[Start of Records supplied]

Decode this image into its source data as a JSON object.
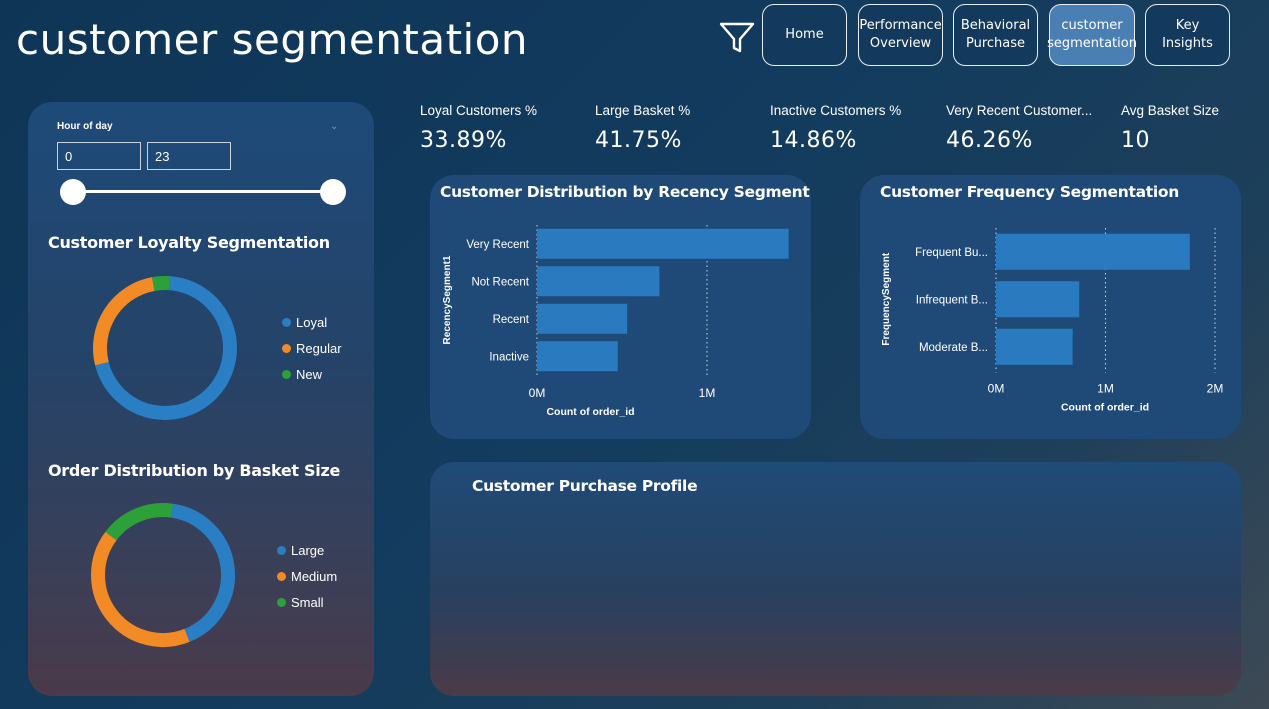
{
  "header": {
    "title": "customer segmentation",
    "nav": [
      {
        "label": "Home",
        "active": false
      },
      {
        "label": "Performance\nOverview",
        "active": false
      },
      {
        "label": "Behavioral\nPurchase",
        "active": false
      },
      {
        "label": "customer\nsegmentation",
        "active": true
      },
      {
        "label": "Key Insights",
        "active": false
      }
    ]
  },
  "slicer": {
    "title": "Hour of day",
    "min_value": "0",
    "max_value": "23"
  },
  "loyalty": {
    "title": "Customer Loyalty Segmentation",
    "legend": [
      {
        "label": "Loyal",
        "color": "#2a7fc4"
      },
      {
        "label": "Regular",
        "color": "#f28a25"
      },
      {
        "label": "New",
        "color": "#2ea03a"
      }
    ]
  },
  "basket": {
    "title": "Order Distribution by Basket Size",
    "legend": [
      {
        "label": "Large",
        "color": "#2a7fc4"
      },
      {
        "label": "Medium",
        "color": "#f28a25"
      },
      {
        "label": "Small",
        "color": "#2ea03a"
      }
    ]
  },
  "kpis": [
    {
      "label": "Loyal Customers %",
      "value": "33.89%"
    },
    {
      "label": "Large Basket %",
      "value": "41.75%"
    },
    {
      "label": "Inactive Customers %",
      "value": "14.86%"
    },
    {
      "label": "Very Recent Customer...",
      "value": "46.26%"
    },
    {
      "label": "Avg Basket Size",
      "value": "10"
    }
  ],
  "purchase_profile": {
    "title": "Customer Purchase Profile"
  },
  "chart_data": [
    {
      "type": "pie",
      "title": "Customer Loyalty Segmentation",
      "categories": [
        "Loyal",
        "Regular",
        "New"
      ],
      "values": [
        70,
        26,
        4
      ]
    },
    {
      "type": "pie",
      "title": "Order Distribution by Basket Size",
      "categories": [
        "Large",
        "Medium",
        "Small"
      ],
      "values": [
        41.75,
        41.25,
        17
      ]
    },
    {
      "type": "bar",
      "orientation": "horizontal",
      "title": "Customer Distribution by Recency Segment",
      "categories": [
        "Very Recent",
        "Not Recent",
        "Recent",
        "Inactive"
      ],
      "values": [
        1480000,
        720000,
        530000,
        475000
      ],
      "xlabel": "Count of order_id",
      "ylabel": "RecencySegment1",
      "xticks": [
        "0M",
        "1M"
      ],
      "xlim": [
        0,
        1500000
      ],
      "color": "#2a7ac0"
    },
    {
      "type": "bar",
      "orientation": "horizontal",
      "title": "Customer Frequency Segmentation",
      "categories": [
        "Frequent Bu...",
        "Infrequent B...",
        "Moderate B..."
      ],
      "values": [
        1770000,
        760000,
        700000
      ],
      "xlabel": "Count of order_id",
      "ylabel": "FrequencySegment",
      "xticks": [
        "0M",
        "1M",
        "2M"
      ],
      "xlim": [
        0,
        2000000
      ],
      "color": "#2a7ac0"
    }
  ]
}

[End of Records supplied]

Make an exact copy of all the material, but keep the pictures out of it.

Decode this image into its source data as a JSON object.
{
  "header": {
    "title": "customer segmentation",
    "nav": [
      {
        "label": "Home",
        "active": false
      },
      {
        "label": "Performance\nOverview",
        "active": false
      },
      {
        "label": "Behavioral\nPurchase",
        "active": false
      },
      {
        "label": "customer\nsegmentation",
        "active": true
      },
      {
        "label": "Key Insights",
        "active": false
      }
    ]
  },
  "slicer": {
    "title": "Hour of day",
    "min_value": "0",
    "max_value": "23"
  },
  "loyalty": {
    "title": "Customer Loyalty Segmentation",
    "legend": [
      {
        "label": "Loyal",
        "color": "#2a7fc4"
      },
      {
        "label": "Regular",
        "color": "#f28a25"
      },
      {
        "label": "New",
        "color": "#2ea03a"
      }
    ]
  },
  "basket": {
    "title": "Order Distribution by Basket Size",
    "legend": [
      {
        "label": "Large",
        "color": "#2a7fc4"
      },
      {
        "label": "Medium",
        "color": "#f28a25"
      },
      {
        "label": "Small",
        "color": "#2ea03a"
      }
    ]
  },
  "kpis": [
    {
      "label": "Loyal Customers %",
      "value": "33.89%"
    },
    {
      "label": "Large Basket %",
      "value": "41.75%"
    },
    {
      "label": "Inactive Customers %",
      "value": "14.86%"
    },
    {
      "label": "Very Recent Customer...",
      "value": "46.26%"
    },
    {
      "label": "Avg Basket Size",
      "value": "10"
    }
  ],
  "purchase_profile": {
    "title": "Customer Purchase Profile"
  },
  "chart_data": [
    {
      "type": "pie",
      "title": "Customer Loyalty Segmentation",
      "categories": [
        "Loyal",
        "Regular",
        "New"
      ],
      "values": [
        70,
        26,
        4
      ]
    },
    {
      "type": "pie",
      "title": "Order Distribution by Basket Size",
      "categories": [
        "Large",
        "Medium",
        "Small"
      ],
      "values": [
        41.75,
        41.25,
        17
      ]
    },
    {
      "type": "bar",
      "orientation": "horizontal",
      "title": "Customer Distribution by Recency Segment",
      "categories": [
        "Very Recent",
        "Not Recent",
        "Recent",
        "Inactive"
      ],
      "values": [
        1480000,
        720000,
        530000,
        475000
      ],
      "xlabel": "Count of order_id",
      "ylabel": "RecencySegment1",
      "xticks": [
        "0M",
        "1M"
      ],
      "xlim": [
        0,
        1500000
      ],
      "color": "#2a7ac0"
    },
    {
      "type": "bar",
      "orientation": "horizontal",
      "title": "Customer Frequency Segmentation",
      "categories": [
        "Frequent Bu...",
        "Infrequent B...",
        "Moderate B..."
      ],
      "values": [
        1770000,
        760000,
        700000
      ],
      "xlabel": "Count of order_id",
      "ylabel": "FrequencySegment",
      "xticks": [
        "0M",
        "1M",
        "2M"
      ],
      "xlim": [
        0,
        2000000
      ],
      "color": "#2a7ac0"
    }
  ]
}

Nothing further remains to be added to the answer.